Directions » Extract all data as written.

· · ·

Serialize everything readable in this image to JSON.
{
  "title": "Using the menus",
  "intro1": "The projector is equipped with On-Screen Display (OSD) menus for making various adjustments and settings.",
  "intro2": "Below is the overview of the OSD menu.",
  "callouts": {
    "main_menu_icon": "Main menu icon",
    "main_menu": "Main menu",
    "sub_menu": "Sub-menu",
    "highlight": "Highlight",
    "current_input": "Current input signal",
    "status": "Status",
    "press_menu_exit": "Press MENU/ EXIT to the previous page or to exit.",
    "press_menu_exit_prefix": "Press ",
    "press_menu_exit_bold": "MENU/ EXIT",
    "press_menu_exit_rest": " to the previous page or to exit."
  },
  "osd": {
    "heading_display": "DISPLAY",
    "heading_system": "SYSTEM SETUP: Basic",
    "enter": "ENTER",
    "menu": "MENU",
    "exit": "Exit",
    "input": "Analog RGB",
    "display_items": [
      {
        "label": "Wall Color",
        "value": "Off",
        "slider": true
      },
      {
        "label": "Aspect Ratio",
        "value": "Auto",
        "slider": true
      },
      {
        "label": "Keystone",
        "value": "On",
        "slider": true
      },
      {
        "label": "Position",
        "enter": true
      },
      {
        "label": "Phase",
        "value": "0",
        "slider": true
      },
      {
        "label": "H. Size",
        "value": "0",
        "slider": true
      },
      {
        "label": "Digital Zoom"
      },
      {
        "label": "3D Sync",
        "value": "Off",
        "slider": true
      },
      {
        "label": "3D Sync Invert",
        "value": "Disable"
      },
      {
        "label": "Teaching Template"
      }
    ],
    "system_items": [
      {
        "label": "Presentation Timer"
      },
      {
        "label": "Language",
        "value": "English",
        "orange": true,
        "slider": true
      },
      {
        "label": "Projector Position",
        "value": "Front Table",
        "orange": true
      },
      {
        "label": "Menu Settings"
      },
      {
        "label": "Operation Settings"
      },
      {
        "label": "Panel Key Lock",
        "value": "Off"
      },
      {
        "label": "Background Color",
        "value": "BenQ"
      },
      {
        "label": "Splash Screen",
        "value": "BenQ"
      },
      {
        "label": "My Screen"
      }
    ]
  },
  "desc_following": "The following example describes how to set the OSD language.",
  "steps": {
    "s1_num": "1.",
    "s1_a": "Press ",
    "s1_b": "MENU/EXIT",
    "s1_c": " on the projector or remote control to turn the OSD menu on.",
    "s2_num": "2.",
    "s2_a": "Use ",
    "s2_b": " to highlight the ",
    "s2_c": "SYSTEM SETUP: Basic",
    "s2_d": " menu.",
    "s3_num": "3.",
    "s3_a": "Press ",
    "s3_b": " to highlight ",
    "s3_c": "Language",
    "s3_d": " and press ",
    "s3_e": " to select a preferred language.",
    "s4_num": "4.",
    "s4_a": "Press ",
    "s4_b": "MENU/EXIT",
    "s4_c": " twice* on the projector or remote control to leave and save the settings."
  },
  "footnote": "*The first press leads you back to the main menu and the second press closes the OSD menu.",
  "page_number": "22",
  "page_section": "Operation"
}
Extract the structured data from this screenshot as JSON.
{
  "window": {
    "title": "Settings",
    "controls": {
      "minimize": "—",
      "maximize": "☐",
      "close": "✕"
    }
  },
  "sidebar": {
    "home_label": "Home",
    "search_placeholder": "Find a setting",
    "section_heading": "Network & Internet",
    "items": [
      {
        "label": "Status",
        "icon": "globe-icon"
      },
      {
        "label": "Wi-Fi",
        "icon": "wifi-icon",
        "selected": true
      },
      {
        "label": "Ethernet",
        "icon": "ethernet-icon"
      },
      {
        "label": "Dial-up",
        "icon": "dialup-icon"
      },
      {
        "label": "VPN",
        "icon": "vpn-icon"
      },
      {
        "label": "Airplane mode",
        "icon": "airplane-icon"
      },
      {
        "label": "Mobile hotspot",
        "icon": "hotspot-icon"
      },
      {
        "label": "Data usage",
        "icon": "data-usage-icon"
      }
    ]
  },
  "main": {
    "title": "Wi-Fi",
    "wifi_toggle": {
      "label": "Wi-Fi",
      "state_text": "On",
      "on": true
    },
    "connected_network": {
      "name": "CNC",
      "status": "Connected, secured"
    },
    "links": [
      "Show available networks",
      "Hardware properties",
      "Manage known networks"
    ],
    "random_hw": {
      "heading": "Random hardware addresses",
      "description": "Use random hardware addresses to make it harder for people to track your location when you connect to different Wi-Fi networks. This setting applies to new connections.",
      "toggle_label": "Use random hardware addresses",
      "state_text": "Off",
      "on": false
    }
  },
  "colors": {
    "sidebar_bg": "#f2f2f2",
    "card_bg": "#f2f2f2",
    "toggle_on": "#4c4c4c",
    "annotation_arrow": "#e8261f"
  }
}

· · ·

Complete output »
Serialize everything readable in this image to JSON.
{
  "title": "Using the menus",
  "intro1": "The projector is equipped with On-Screen Display (OSD) menus for making various adjustments and settings.",
  "intro2": "Below is the overview of the OSD menu.",
  "callouts": {
    "main_menu_icon": "Main menu icon",
    "main_menu": "Main menu",
    "sub_menu": "Sub-menu",
    "highlight": "Highlight",
    "current_input": "Current input signal",
    "status": "Status",
    "press_menu_exit": "Press MENU/ EXIT to the previous page or to exit.",
    "press_menu_exit_prefix": "Press ",
    "press_menu_exit_bold": "MENU/ EXIT",
    "press_menu_exit_rest": " to the previous page or to exit."
  },
  "osd": {
    "heading_display": "DISPLAY",
    "heading_system": "SYSTEM SETUP: Basic",
    "enter": "ENTER",
    "menu": "MENU",
    "exit": "Exit",
    "input": "Analog RGB",
    "display_items": [
      {
        "label": "Wall Color",
        "value": "Off",
        "slider": true
      },
      {
        "label": "Aspect Ratio",
        "value": "Auto",
        "slider": true
      },
      {
        "label": "Keystone",
        "value": "On",
        "slider": true
      },
      {
        "label": "Position",
        "enter": true
      },
      {
        "label": "Phase",
        "value": "0",
        "slider": true
      },
      {
        "label": "H. Size",
        "value": "0",
        "slider": true
      },
      {
        "label": "Digital Zoom"
      },
      {
        "label": "3D Sync",
        "value": "Off",
        "slider": true
      },
      {
        "label": "3D Sync Invert",
        "value": "Disable"
      },
      {
        "label": "Teaching Template"
      }
    ],
    "system_items": [
      {
        "label": "Presentation Timer"
      },
      {
        "label": "Language",
        "value": "English",
        "orange": true,
        "slider": true
      },
      {
        "label": "Projector Position",
        "value": "Front Table",
        "orange": true
      },
      {
        "label": "Menu Settings"
      },
      {
        "label": "Operation Settings"
      },
      {
        "label": "Panel Key Lock",
        "value": "Off"
      },
      {
        "label": "Background Color",
        "value": "BenQ"
      },
      {
        "label": "Splash Screen",
        "value": "BenQ"
      },
      {
        "label": "My Screen"
      }
    ]
  },
  "desc_following": "The following example describes how to set the OSD language.",
  "steps": {
    "s1_num": "1.",
    "s1_a": "Press ",
    "s1_b": "MENU/EXIT",
    "s1_c": " on the projector or remote control to turn the OSD menu on.",
    "s2_num": "2.",
    "s2_a": "Use ",
    "s2_b": " to highlight the ",
    "s2_c": "SYSTEM SETUP: Basic",
    "s2_d": " menu.",
    "s3_num": "3.",
    "s3_a": "Press ",
    "s3_b": " to highlight ",
    "s3_c": "Language",
    "s3_d": " and press ",
    "s3_e": " to select a preferred language.",
    "s4_num": "4.",
    "s4_a": "Press ",
    "s4_b": "MENU/EXIT",
    "s4_c": " twice* on the projector or remote control to leave and save the settings."
  },
  "footnote": "*The first press leads you back to the main menu and the second press closes the OSD menu.",
  "page_number": "22",
  "page_section": "Operation"
}
Extract the structured data from this screenshot as JSON.
{
  "window": {
    "title": "Settings",
    "controls": {
      "minimize": "—",
      "maximize": "☐",
      "close": "✕"
    }
  },
  "sidebar": {
    "home_label": "Home",
    "search_placeholder": "Find a setting",
    "section_heading": "Network & Internet",
    "items": [
      {
        "label": "Status",
        "icon": "globe-icon"
      },
      {
        "label": "Wi-Fi",
        "icon": "wifi-icon",
        "selected": true
      },
      {
        "label": "Ethernet",
        "icon": "ethernet-icon"
      },
      {
        "label": "Dial-up",
        "icon": "dialup-icon"
      },
      {
        "label": "VPN",
        "icon": "vpn-icon"
      },
      {
        "label": "Airplane mode",
        "icon": "airplane-icon"
      },
      {
        "label": "Mobile hotspot",
        "icon": "hotspot-icon"
      },
      {
        "label": "Data usage",
        "icon": "data-usage-icon"
      }
    ]
  },
  "main": {
    "title": "Wi-Fi",
    "wifi_toggle": {
      "label": "Wi-Fi",
      "state_text": "On",
      "on": true
    },
    "connected_network": {
      "name": "CNC",
      "status": "Connected, secured"
    },
    "links": [
      "Show available networks",
      "Hardware properties",
      "Manage known networks"
    ],
    "random_hw": {
      "heading": "Random hardware addresses",
      "description": "Use random hardware addresses to make it harder for people to track your location when you connect to different Wi-Fi networks. This setting applies to new connections.",
      "toggle_label": "Use random hardware addresses",
      "state_text": "Off",
      "on": false
    }
  },
  "colors": {
    "sidebar_bg": "#f2f2f2",
    "card_bg": "#f2f2f2",
    "toggle_on": "#4c4c4c",
    "annotation_arrow": "#e8261f"
  }
}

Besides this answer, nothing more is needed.